Exercise brief – All lines in which the word "this" occurs are to be extracted.

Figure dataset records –
════
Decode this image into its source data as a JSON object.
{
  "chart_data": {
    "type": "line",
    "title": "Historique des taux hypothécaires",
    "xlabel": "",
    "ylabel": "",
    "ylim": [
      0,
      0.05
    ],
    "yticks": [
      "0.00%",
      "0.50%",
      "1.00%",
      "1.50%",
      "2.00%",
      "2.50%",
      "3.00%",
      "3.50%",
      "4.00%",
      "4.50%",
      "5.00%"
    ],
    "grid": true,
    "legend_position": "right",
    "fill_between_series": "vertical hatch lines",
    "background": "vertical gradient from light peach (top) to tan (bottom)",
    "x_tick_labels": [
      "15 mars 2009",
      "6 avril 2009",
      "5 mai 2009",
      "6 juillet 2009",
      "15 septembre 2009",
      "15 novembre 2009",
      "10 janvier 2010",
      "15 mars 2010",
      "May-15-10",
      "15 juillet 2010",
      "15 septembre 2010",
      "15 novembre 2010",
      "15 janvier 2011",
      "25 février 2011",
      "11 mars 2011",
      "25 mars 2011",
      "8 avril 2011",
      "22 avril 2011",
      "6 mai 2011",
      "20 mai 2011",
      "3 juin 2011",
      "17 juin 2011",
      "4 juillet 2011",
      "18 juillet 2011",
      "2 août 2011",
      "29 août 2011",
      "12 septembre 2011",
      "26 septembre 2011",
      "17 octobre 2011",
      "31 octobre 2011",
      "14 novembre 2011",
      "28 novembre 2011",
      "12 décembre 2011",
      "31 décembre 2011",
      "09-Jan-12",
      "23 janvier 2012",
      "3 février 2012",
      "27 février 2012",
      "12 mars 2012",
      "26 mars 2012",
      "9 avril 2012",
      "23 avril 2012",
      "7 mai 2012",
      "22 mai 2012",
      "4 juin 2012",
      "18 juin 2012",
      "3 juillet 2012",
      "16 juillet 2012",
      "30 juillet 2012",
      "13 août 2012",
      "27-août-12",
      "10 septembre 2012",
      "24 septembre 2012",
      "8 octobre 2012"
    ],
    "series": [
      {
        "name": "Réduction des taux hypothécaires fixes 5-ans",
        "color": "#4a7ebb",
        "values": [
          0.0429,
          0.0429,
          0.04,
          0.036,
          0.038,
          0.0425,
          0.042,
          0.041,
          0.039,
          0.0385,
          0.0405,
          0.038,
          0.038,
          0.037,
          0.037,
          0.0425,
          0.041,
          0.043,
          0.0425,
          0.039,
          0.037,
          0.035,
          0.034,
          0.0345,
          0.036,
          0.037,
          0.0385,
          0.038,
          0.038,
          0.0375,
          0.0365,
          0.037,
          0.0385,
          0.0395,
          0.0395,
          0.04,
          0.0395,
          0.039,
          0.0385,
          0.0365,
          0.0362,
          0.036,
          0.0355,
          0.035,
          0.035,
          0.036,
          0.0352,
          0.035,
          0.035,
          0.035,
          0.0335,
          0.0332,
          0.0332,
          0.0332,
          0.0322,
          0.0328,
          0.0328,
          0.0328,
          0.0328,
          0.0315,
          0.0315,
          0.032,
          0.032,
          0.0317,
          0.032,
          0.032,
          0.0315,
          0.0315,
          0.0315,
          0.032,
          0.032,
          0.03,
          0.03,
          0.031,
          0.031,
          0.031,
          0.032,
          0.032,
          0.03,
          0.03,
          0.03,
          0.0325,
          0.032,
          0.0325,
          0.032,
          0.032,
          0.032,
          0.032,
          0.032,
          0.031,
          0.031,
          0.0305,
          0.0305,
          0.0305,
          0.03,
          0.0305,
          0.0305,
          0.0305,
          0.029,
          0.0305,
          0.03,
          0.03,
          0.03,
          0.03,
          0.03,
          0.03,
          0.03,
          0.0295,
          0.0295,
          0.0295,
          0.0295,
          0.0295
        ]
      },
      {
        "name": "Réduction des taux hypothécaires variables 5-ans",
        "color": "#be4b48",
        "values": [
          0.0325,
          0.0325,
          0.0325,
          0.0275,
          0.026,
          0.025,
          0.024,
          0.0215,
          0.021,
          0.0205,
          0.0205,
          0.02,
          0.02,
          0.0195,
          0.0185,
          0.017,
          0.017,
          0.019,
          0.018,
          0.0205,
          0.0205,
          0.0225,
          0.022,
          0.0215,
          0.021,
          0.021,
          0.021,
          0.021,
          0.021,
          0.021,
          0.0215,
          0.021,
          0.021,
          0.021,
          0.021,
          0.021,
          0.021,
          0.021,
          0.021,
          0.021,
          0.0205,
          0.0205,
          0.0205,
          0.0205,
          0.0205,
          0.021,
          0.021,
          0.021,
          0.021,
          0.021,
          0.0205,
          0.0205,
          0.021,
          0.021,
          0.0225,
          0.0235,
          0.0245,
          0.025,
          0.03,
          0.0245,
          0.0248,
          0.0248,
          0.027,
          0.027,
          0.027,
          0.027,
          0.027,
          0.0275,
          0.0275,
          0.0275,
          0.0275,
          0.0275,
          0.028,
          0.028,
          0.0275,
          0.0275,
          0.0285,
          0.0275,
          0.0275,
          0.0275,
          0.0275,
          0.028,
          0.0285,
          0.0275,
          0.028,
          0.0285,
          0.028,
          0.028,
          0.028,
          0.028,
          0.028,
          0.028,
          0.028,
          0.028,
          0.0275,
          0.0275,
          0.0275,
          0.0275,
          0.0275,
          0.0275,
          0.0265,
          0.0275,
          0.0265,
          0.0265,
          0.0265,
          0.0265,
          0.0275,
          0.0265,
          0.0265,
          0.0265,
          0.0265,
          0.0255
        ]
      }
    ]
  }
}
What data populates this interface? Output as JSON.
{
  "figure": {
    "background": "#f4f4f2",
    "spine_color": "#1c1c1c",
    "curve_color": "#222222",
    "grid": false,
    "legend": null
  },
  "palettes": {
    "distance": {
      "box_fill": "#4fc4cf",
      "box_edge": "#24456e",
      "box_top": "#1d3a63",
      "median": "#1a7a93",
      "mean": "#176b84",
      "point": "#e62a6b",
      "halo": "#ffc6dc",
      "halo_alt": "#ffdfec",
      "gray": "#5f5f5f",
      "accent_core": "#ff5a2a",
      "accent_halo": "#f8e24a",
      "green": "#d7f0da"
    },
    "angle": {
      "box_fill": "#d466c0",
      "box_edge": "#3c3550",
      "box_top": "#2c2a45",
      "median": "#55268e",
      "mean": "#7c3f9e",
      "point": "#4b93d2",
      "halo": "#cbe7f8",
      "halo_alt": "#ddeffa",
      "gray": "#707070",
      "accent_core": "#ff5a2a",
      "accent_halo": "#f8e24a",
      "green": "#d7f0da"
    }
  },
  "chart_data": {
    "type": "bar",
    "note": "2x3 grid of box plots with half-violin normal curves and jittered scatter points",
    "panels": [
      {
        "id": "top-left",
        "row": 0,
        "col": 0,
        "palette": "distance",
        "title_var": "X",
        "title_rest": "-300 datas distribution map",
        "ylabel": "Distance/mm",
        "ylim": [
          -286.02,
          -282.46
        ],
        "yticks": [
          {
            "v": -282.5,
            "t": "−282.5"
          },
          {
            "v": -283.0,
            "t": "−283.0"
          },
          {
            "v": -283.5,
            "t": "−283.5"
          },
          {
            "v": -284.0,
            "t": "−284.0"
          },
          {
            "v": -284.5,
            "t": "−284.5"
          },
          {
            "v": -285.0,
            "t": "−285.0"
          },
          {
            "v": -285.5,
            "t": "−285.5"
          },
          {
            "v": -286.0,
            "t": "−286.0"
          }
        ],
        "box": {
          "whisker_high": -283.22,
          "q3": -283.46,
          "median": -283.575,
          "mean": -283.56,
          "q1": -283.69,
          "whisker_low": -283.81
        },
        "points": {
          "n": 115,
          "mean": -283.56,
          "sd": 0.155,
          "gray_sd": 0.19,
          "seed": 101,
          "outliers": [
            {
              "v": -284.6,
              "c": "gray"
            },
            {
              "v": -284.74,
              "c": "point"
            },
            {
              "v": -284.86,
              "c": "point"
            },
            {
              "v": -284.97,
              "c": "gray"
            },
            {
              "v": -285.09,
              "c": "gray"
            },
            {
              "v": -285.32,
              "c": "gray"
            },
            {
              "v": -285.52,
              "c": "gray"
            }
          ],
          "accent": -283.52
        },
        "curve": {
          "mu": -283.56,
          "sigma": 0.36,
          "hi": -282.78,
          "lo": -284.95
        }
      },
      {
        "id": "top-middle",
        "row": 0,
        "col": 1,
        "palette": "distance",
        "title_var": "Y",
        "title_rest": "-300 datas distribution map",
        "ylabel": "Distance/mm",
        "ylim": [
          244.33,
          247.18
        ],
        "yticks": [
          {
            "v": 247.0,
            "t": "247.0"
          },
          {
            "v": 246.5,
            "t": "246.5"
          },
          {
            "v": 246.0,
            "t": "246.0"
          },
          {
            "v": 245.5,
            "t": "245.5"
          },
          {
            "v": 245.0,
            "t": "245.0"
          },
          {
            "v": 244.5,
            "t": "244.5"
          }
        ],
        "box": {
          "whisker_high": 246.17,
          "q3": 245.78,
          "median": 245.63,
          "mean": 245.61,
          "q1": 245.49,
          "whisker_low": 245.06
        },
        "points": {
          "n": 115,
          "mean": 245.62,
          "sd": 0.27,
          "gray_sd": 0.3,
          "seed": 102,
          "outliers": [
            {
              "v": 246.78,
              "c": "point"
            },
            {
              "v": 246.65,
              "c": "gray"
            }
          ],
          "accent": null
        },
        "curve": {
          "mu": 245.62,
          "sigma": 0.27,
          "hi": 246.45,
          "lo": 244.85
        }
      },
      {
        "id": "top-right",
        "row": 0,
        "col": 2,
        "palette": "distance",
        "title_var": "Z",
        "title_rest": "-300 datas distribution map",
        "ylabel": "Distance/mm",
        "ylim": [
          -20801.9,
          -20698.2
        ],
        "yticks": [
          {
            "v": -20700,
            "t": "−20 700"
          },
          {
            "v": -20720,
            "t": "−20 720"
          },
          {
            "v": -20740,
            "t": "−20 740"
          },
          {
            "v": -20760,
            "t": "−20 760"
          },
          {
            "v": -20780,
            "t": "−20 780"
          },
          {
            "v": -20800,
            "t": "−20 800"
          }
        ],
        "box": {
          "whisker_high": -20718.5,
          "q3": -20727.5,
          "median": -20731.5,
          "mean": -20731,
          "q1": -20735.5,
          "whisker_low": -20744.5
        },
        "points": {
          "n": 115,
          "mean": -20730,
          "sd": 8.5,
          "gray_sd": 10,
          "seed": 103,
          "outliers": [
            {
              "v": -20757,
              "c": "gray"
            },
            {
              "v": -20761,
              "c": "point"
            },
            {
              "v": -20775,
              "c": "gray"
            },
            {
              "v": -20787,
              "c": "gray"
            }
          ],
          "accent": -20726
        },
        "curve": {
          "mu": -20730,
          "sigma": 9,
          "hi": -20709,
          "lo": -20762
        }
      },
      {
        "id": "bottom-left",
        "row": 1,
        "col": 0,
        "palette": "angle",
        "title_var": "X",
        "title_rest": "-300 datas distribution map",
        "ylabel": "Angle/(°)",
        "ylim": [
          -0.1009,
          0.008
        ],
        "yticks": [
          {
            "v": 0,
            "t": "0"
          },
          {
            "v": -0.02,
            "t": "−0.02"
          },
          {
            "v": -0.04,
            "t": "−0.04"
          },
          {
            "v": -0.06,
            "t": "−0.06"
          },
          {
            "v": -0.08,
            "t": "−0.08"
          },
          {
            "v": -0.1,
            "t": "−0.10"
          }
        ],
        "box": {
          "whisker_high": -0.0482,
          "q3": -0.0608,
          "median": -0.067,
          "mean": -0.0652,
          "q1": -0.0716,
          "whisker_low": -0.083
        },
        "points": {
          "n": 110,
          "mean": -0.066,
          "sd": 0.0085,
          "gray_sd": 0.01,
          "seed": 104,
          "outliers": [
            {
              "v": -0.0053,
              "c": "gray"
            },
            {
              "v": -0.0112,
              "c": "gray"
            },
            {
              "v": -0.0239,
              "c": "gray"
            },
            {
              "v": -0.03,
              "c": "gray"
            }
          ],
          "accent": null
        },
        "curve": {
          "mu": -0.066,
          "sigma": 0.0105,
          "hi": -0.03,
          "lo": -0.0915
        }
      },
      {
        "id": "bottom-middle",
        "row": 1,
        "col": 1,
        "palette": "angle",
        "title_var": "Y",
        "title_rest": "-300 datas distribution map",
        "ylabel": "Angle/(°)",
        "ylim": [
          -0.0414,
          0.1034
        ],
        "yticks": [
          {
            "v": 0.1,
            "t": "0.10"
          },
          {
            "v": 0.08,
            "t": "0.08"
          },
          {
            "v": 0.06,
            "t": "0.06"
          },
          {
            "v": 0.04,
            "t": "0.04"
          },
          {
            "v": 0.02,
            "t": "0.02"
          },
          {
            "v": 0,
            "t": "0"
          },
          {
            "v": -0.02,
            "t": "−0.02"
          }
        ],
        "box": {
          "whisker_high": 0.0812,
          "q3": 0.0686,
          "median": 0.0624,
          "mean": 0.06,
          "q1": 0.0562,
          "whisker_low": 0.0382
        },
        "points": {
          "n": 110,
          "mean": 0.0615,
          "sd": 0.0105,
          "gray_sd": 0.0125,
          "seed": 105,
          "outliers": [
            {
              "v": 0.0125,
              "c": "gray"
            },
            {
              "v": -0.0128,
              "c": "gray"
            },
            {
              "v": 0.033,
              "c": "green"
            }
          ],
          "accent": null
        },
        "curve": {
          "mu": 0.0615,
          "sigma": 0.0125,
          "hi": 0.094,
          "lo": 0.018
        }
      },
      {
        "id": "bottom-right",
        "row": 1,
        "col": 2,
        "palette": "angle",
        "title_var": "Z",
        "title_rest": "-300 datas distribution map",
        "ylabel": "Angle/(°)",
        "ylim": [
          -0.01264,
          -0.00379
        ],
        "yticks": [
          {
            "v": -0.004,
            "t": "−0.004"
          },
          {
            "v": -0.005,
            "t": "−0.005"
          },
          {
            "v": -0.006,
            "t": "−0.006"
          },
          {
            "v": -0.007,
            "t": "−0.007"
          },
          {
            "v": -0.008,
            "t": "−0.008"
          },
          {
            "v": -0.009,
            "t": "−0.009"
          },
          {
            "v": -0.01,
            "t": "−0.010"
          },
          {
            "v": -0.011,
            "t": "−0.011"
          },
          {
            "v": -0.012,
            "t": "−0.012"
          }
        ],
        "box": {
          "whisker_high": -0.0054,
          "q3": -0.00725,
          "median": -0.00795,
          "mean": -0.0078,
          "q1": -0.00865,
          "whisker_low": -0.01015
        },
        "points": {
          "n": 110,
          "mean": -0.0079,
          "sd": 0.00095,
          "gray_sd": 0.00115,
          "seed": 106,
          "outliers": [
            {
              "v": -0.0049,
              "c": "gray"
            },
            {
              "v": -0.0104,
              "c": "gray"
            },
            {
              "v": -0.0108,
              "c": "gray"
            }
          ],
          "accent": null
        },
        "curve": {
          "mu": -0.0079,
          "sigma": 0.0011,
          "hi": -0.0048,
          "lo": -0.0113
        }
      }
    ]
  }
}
════
Exercise answer –
Decode this image into its source data as a JSON object.
What data populates this interface? Output as JSON.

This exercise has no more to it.